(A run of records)

================

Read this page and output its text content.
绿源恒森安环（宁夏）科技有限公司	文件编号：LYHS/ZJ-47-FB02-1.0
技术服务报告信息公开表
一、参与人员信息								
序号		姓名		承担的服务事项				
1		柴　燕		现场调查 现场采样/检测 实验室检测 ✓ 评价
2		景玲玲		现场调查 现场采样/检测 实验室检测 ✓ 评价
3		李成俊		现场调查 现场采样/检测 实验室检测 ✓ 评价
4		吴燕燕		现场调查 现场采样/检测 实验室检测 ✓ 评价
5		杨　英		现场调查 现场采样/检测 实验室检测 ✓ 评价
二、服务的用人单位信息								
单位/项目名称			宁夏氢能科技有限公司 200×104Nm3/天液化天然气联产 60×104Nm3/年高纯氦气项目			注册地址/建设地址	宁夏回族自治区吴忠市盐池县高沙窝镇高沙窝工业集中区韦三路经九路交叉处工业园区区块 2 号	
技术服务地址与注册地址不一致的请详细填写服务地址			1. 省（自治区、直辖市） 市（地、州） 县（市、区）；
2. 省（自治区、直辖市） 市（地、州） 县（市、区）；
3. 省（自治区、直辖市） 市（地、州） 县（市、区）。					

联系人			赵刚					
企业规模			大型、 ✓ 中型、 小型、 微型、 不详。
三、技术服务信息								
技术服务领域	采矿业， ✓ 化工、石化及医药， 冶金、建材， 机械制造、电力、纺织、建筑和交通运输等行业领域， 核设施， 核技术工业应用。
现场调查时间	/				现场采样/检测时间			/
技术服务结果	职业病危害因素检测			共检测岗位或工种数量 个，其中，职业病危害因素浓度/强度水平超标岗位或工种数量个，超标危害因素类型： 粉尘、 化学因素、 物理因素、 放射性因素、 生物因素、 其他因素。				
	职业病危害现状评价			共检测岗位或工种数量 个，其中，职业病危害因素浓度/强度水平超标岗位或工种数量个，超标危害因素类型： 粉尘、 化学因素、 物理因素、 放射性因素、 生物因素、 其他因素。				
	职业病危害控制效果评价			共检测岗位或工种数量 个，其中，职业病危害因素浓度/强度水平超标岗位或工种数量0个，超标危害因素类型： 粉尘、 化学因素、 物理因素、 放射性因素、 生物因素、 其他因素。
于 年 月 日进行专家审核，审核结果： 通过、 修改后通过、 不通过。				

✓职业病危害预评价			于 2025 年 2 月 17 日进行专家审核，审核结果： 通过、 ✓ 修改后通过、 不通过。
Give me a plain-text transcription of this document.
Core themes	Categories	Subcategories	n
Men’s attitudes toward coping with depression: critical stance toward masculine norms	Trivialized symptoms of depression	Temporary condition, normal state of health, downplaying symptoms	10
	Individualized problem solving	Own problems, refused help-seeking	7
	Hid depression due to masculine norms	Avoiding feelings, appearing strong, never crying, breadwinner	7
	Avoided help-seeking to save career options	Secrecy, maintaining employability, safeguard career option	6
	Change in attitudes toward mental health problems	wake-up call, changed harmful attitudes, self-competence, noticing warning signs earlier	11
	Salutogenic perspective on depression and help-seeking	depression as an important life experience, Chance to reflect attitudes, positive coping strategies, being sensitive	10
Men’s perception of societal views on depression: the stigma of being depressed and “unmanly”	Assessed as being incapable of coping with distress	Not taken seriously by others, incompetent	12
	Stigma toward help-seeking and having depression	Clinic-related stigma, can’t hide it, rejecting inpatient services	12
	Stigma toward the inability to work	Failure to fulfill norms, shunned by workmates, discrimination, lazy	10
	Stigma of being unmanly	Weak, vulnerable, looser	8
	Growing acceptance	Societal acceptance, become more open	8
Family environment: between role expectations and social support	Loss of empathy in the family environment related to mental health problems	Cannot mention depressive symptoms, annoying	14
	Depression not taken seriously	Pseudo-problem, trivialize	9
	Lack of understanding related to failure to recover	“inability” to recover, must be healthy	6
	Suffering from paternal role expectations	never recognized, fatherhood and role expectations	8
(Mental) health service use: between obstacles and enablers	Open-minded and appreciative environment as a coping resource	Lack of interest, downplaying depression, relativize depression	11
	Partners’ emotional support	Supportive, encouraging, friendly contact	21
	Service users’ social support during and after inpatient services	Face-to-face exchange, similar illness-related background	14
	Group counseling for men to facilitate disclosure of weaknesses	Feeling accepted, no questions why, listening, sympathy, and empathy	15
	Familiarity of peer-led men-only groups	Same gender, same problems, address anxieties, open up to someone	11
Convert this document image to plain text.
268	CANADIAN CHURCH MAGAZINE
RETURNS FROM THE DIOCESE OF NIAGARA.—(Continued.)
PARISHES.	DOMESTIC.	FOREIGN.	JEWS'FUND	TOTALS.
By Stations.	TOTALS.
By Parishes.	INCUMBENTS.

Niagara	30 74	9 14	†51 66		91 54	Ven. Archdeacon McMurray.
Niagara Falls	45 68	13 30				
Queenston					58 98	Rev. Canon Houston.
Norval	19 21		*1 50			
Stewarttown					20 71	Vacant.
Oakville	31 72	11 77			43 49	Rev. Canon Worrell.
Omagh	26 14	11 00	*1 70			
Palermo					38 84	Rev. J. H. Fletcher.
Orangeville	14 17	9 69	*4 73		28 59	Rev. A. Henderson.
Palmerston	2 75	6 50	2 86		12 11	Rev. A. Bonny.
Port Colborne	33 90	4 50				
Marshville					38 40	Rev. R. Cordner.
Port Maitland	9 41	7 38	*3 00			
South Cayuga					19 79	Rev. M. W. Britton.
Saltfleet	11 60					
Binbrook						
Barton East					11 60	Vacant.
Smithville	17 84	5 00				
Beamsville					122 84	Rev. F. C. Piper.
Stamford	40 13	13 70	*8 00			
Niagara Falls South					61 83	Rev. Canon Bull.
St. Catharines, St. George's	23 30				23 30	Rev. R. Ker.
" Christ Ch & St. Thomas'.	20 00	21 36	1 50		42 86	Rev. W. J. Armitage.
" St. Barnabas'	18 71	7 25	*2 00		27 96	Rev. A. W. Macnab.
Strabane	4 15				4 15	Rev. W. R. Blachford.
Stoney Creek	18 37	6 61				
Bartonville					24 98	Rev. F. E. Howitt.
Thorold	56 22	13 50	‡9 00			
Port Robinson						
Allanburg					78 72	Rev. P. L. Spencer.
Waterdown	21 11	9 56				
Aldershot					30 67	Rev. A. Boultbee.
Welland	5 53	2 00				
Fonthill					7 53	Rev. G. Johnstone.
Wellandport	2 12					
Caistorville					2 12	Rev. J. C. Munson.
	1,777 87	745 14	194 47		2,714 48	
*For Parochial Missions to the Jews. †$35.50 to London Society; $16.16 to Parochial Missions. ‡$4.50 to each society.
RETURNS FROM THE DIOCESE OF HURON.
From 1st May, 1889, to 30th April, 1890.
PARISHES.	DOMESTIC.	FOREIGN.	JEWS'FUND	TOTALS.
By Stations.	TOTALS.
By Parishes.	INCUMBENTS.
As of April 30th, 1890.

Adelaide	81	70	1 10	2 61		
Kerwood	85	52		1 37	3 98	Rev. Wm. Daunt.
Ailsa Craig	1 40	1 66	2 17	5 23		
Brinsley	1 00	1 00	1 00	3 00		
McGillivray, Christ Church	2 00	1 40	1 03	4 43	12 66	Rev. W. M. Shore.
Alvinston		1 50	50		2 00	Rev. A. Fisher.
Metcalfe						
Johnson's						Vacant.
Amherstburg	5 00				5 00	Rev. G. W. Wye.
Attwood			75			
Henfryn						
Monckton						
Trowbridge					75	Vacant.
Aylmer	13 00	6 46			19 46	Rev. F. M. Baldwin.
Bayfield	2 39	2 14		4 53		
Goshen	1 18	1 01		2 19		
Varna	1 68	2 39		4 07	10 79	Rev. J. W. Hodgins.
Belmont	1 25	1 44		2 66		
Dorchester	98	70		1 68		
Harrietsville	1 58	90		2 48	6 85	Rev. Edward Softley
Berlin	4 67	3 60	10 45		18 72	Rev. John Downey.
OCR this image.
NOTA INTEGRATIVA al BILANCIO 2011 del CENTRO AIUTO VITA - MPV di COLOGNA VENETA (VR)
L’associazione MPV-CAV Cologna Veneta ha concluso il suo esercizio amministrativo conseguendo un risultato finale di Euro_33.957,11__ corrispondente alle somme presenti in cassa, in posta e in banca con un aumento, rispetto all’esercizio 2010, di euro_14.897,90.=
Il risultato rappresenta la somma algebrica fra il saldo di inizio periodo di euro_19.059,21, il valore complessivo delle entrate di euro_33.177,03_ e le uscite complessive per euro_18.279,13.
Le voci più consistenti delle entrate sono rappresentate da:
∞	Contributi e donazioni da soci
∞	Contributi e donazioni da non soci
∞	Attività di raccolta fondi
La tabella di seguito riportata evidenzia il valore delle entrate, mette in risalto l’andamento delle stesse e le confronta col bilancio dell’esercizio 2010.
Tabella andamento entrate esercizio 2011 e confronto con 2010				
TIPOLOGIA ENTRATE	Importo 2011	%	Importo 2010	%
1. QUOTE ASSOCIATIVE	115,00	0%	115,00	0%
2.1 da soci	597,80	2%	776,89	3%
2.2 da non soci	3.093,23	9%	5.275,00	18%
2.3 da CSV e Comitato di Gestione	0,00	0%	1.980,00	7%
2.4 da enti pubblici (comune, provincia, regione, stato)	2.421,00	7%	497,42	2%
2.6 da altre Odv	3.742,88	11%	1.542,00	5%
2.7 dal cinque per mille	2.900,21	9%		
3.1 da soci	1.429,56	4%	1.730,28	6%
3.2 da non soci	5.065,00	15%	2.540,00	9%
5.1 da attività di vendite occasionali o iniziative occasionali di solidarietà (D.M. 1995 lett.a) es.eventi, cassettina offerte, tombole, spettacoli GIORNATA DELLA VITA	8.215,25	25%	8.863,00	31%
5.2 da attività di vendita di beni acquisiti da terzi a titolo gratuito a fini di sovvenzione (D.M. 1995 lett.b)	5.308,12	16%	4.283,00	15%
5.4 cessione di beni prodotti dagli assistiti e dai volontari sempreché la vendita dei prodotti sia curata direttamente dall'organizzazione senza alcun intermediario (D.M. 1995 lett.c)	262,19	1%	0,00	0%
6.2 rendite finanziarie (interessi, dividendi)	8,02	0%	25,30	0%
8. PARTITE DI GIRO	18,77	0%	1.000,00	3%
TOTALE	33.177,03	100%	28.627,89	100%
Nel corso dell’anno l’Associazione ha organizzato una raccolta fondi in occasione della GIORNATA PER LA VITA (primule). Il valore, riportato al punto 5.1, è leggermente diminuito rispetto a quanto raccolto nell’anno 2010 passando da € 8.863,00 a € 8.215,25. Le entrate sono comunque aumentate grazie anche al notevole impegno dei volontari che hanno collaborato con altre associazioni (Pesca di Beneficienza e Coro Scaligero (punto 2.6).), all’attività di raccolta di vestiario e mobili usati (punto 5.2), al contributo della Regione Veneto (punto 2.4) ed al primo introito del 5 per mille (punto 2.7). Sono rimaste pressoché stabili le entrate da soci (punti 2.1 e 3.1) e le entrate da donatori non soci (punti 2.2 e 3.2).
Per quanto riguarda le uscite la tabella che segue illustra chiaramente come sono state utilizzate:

================

● **What you will do**
Copy every line from the records above that contains the word "empathy".

● **Exercise output**
Family environment: between role expectations and social support	Loss of empathy in the family environment related to mental health problems	Cannot mention depressive symptoms, annoying	14
	Group counseling for men to facilitate disclosure of weaknesses	Feeling accepted, no questions why, listening, sympathy, and empathy	15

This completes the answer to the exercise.